EXERCISE GOAL → Write out the heading of each numbered step given in the window casing instructions.

DOCUMENT TEXT →
5 Quick Steps to Install Window Casing for Vinyl Siding
Step 1: Remove Existing Siding From Around the Window
Pull off the existing J-channel and siding panels from around the window. Do this carefully especially when removing the siding, as you will need to put this back after you have done the installation.
Remove the metal flashing installed over the windowsill too. Use a pair of tin snips to trim it off and leave the current windowsill in place.
Step 2: Install Vinyl Windowsill
Place your new vinyl windowsill over the old one and nail it in, positioning your nails about 6 inches apart. Once it is secure, attach the end caps to the edges and glue them in place.
Step 3: Fit the Window Casing
Place the vinyl casing on one side of the window and trim the bottom so it follows the angle of the sill. Now, install the casing and repeat the process to cut and fit casing to the opposite side of the window.
Once you are done with the vertical sides, install the casing on the top of the window using the same procedure. Make sure to trim the top casing to match the top edge of the vertical casing so the two can lock in perfectly.

GIVEN ENTRIES →
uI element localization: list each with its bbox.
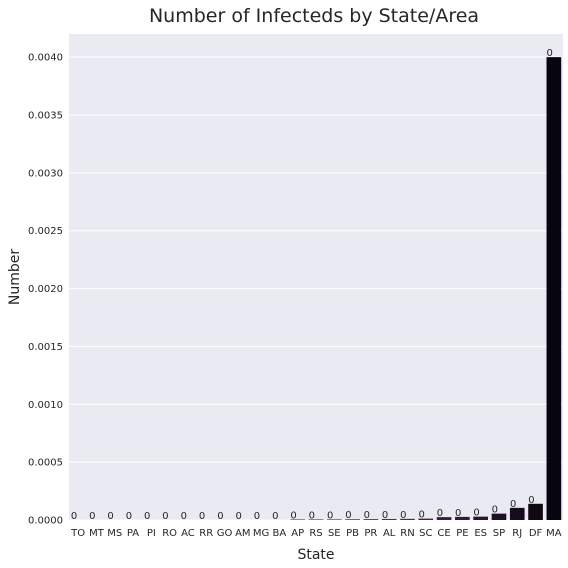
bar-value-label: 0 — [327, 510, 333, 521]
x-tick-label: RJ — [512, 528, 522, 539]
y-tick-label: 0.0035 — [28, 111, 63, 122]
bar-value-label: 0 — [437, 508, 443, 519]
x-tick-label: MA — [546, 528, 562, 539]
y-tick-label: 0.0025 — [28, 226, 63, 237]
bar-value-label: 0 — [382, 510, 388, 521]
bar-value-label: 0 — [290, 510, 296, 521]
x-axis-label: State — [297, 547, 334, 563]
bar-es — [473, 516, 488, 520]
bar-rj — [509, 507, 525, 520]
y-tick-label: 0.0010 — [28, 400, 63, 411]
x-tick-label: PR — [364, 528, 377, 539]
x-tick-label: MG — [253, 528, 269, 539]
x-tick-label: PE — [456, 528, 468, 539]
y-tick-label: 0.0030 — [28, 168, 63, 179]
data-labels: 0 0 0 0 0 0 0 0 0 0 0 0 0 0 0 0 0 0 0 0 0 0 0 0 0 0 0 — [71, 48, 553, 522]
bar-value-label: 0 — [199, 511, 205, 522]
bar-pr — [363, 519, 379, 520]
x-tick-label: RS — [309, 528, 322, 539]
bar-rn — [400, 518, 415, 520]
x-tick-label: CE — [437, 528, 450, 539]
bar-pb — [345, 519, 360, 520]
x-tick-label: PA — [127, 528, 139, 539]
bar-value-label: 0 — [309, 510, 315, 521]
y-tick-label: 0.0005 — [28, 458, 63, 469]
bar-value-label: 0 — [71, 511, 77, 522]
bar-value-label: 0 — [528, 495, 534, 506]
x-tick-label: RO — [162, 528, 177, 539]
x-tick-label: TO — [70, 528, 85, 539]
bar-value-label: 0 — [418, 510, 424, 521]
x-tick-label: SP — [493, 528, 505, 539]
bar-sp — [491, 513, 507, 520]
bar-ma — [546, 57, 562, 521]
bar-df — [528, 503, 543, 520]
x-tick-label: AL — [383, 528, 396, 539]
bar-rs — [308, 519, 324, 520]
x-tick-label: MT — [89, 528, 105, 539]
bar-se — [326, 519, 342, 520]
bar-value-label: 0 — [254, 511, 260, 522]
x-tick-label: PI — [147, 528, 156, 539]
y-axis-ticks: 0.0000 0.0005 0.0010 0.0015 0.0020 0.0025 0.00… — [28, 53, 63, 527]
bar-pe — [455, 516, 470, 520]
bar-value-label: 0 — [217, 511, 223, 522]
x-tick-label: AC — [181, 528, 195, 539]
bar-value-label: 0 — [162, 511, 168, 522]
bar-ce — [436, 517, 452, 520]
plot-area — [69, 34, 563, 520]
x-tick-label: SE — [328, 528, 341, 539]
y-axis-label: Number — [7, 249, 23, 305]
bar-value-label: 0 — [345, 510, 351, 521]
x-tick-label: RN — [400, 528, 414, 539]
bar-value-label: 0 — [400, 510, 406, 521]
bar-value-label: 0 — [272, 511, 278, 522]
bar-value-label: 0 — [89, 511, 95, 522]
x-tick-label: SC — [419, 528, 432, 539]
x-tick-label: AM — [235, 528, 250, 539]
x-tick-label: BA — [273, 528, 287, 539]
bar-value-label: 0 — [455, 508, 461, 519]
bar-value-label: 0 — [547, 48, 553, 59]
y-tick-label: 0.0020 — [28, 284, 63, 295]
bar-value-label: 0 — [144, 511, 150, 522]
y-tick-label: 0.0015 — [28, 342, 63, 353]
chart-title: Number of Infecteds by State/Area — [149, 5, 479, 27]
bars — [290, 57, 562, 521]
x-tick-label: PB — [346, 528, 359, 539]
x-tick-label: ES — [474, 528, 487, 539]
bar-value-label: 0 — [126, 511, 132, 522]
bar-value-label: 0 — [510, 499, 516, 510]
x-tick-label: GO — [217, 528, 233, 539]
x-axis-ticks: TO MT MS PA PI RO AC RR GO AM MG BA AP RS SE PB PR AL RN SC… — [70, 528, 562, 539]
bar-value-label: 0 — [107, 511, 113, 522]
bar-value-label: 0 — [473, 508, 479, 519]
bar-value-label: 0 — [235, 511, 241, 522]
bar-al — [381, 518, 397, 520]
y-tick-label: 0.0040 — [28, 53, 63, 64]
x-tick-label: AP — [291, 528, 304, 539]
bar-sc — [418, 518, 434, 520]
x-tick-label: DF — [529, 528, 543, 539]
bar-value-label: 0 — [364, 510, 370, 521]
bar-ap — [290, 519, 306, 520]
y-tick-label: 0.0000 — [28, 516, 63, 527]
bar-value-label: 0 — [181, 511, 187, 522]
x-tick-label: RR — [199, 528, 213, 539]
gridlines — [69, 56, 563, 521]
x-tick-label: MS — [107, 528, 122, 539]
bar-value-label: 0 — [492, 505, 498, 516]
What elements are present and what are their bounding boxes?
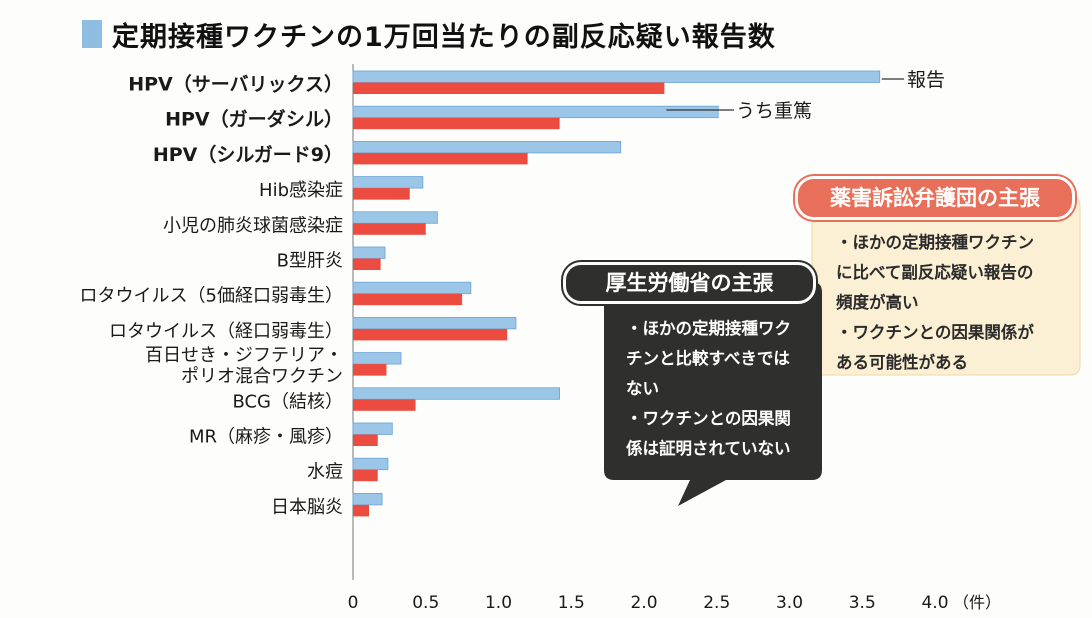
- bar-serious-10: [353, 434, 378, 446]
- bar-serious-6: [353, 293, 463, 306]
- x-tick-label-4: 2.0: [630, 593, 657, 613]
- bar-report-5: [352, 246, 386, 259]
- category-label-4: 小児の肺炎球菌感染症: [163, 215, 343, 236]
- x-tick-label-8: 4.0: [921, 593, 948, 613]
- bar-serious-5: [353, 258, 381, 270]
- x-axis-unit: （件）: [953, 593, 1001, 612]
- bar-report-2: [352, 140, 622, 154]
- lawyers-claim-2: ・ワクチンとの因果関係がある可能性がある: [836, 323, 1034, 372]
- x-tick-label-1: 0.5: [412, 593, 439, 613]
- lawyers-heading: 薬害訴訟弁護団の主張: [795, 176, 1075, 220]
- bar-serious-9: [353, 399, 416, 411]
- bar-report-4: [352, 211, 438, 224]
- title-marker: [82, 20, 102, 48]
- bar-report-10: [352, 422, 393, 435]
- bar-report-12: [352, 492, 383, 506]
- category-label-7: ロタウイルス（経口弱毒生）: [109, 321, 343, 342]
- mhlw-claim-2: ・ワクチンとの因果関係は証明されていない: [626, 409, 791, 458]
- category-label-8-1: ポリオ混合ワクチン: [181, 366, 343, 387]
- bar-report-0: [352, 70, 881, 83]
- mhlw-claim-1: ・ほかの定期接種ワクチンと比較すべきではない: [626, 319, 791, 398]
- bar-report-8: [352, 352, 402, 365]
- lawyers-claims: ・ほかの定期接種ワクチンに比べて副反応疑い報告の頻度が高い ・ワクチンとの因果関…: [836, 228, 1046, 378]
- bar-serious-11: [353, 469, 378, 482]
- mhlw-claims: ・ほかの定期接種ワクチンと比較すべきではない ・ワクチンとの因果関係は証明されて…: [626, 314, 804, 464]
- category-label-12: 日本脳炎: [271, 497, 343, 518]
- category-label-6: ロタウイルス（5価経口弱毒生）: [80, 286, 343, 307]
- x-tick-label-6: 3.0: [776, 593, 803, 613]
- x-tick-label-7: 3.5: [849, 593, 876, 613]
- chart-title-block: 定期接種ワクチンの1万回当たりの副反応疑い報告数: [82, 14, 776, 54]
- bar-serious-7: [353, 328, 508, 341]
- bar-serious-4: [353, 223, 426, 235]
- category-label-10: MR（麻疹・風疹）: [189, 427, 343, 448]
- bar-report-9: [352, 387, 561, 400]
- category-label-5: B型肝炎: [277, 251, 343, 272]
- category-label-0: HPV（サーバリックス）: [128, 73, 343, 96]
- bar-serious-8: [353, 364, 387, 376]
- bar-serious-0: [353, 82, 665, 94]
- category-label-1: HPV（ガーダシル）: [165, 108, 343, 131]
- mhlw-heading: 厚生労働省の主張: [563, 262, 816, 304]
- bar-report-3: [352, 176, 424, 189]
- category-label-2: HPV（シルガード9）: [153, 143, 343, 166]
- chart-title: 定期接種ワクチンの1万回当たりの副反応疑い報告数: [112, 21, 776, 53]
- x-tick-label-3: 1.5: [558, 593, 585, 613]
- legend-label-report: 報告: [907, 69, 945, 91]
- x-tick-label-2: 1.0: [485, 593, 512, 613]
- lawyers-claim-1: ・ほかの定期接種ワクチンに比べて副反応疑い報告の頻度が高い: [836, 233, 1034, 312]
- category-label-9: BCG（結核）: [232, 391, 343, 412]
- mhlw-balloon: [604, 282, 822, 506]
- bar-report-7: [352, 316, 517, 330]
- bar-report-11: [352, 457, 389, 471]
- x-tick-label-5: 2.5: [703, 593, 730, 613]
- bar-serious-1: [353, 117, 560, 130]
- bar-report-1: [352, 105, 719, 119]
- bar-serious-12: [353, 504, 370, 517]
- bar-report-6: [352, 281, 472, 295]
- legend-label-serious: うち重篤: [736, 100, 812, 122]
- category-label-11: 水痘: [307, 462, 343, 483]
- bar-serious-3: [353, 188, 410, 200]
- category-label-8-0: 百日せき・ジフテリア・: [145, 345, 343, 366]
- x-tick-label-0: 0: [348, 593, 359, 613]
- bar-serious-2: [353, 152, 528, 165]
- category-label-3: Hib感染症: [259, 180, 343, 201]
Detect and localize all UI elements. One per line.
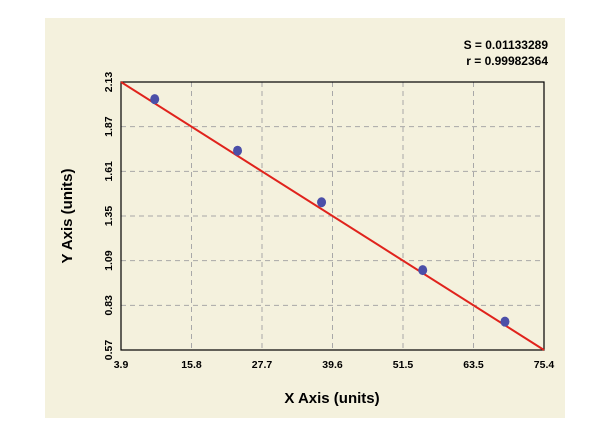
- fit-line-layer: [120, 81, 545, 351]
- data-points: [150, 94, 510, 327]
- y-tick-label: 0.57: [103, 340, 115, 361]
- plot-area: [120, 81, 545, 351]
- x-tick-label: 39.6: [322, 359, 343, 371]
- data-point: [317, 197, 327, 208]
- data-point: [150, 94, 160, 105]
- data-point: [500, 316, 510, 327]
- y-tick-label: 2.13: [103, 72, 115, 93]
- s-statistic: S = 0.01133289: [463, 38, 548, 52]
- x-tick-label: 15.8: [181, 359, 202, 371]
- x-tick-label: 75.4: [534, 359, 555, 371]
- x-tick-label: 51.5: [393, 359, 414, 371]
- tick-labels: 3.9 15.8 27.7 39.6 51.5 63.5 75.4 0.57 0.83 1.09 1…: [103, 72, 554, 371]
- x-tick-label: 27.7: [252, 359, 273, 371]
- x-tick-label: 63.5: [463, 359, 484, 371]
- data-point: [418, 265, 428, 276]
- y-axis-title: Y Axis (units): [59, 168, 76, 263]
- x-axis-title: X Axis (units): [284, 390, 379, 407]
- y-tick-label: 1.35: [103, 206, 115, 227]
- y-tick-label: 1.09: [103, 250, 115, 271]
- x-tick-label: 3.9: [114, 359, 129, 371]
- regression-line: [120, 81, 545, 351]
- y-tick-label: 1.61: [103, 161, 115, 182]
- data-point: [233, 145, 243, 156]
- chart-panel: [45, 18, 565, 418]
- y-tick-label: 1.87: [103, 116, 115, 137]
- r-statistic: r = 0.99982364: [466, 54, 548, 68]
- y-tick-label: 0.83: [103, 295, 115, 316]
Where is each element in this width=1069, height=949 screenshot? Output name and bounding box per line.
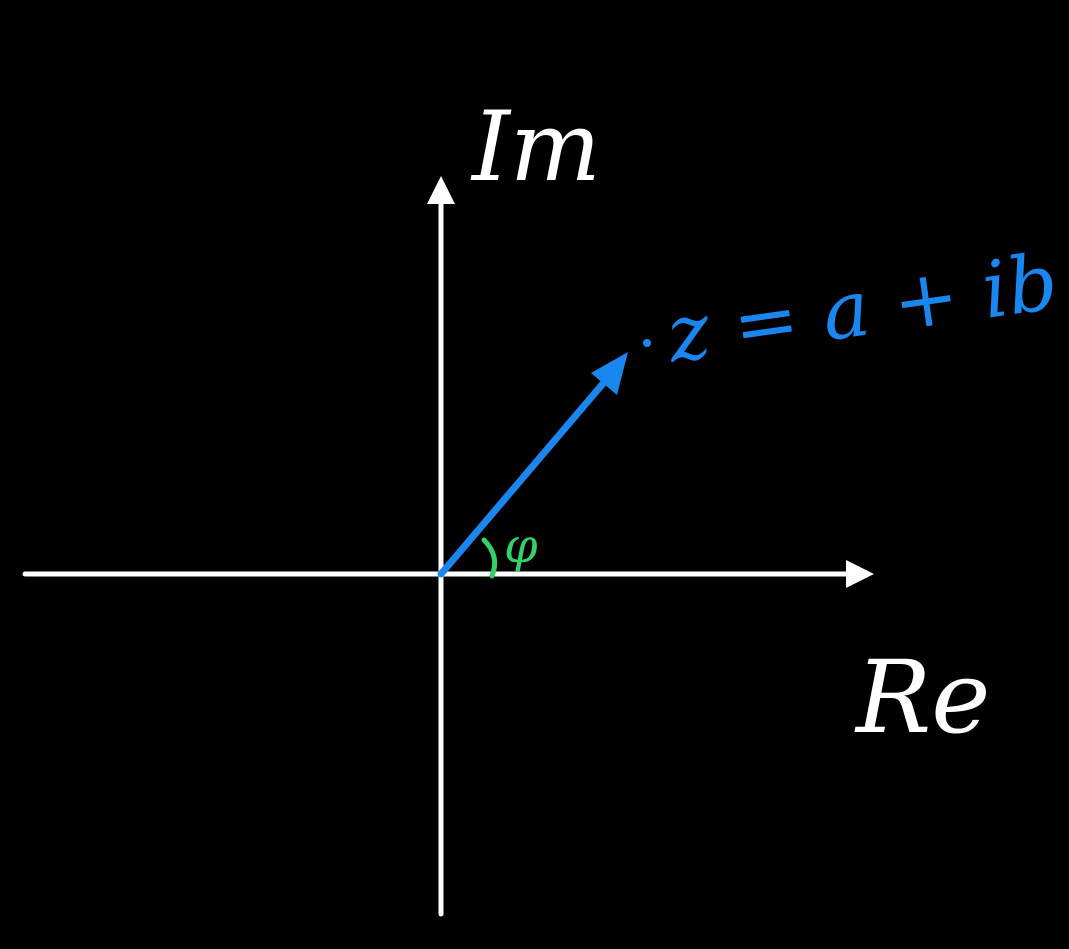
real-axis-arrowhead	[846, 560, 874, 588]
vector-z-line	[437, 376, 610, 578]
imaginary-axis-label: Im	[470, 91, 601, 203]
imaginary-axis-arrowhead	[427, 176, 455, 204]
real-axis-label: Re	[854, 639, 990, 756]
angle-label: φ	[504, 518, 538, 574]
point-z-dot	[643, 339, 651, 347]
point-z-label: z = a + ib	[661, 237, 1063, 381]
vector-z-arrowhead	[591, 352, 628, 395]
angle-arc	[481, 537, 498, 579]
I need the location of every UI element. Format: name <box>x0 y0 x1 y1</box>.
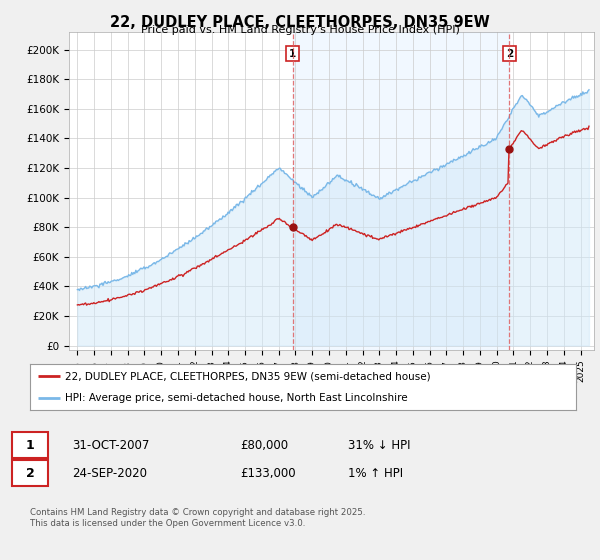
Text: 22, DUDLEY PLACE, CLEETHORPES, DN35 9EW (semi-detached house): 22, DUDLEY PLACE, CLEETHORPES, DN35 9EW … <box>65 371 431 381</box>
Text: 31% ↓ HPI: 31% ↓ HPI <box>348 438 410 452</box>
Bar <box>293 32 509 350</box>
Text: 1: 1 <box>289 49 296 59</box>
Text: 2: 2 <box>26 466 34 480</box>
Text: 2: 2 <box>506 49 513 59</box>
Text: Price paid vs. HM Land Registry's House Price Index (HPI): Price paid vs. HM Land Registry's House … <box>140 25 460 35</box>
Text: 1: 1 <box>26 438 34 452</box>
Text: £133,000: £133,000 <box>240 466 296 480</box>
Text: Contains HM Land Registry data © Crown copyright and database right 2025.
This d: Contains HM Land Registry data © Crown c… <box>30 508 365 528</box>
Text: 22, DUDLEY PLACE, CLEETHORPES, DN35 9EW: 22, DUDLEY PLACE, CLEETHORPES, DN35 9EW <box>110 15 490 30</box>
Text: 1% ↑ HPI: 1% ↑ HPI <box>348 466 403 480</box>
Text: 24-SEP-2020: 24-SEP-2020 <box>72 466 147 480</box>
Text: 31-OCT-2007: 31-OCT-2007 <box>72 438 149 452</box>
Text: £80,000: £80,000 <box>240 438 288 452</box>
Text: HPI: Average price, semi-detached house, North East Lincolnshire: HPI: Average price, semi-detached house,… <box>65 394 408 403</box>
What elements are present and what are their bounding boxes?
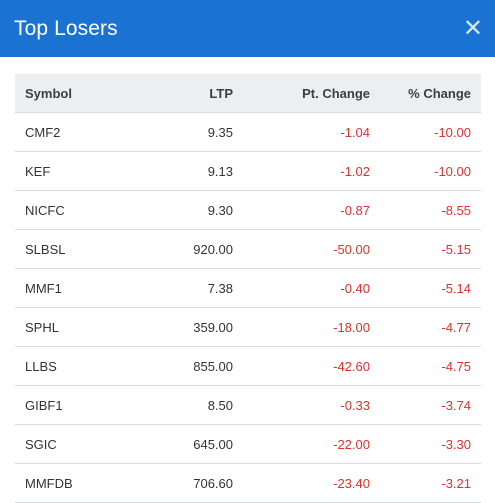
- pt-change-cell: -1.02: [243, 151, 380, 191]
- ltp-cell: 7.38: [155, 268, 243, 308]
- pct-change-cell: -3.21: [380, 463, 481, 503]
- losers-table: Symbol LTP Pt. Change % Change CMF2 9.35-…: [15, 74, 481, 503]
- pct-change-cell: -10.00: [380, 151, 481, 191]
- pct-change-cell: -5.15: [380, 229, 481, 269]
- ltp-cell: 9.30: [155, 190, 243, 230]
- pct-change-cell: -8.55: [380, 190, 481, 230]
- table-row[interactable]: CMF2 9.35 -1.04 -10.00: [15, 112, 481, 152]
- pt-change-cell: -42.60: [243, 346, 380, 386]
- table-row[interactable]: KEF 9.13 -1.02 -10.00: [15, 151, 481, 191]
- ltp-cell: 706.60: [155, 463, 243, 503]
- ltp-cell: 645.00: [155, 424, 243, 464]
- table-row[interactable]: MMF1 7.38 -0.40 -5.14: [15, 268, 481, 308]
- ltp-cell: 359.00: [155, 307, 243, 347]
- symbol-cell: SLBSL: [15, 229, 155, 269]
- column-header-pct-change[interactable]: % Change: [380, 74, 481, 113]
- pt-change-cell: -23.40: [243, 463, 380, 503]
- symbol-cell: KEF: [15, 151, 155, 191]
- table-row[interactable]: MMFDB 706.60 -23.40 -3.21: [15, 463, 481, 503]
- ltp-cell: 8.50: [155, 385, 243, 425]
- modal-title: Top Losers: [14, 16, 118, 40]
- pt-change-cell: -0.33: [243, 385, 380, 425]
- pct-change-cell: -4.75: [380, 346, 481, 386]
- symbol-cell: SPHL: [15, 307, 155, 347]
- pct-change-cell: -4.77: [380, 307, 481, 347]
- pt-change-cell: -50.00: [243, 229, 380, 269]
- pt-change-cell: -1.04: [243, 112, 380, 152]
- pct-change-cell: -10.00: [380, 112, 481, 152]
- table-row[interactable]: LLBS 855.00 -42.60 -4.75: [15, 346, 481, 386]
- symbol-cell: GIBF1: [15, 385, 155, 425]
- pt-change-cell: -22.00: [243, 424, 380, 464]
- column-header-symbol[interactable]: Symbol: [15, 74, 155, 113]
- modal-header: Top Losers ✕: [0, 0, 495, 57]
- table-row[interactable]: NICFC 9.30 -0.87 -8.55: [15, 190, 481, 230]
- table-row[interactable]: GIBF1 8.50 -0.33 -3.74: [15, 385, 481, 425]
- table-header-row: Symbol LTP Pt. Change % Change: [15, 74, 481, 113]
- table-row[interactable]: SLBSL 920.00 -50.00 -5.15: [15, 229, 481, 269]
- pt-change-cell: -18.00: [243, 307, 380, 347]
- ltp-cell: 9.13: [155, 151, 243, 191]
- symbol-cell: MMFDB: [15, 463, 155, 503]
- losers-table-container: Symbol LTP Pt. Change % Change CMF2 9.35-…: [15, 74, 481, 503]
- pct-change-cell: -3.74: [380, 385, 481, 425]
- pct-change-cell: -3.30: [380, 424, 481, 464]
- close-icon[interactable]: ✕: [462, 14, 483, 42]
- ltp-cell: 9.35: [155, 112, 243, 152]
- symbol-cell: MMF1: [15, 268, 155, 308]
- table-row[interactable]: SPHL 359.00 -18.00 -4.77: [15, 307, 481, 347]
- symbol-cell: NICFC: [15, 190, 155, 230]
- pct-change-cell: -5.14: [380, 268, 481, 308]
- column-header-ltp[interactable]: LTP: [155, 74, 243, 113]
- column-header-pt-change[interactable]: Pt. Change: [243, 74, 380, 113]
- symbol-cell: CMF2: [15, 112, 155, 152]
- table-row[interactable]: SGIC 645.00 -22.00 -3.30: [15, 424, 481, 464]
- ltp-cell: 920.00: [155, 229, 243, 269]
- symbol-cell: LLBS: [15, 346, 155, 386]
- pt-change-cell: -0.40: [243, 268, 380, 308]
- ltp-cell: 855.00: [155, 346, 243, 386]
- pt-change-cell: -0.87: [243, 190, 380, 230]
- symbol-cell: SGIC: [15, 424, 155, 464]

EXERCISE SOLUTION →
Step 1: Remove Existing Siding From Around the Window
Step 2: Install Vinyl Windowsill
Step 3: Fit the Window Casing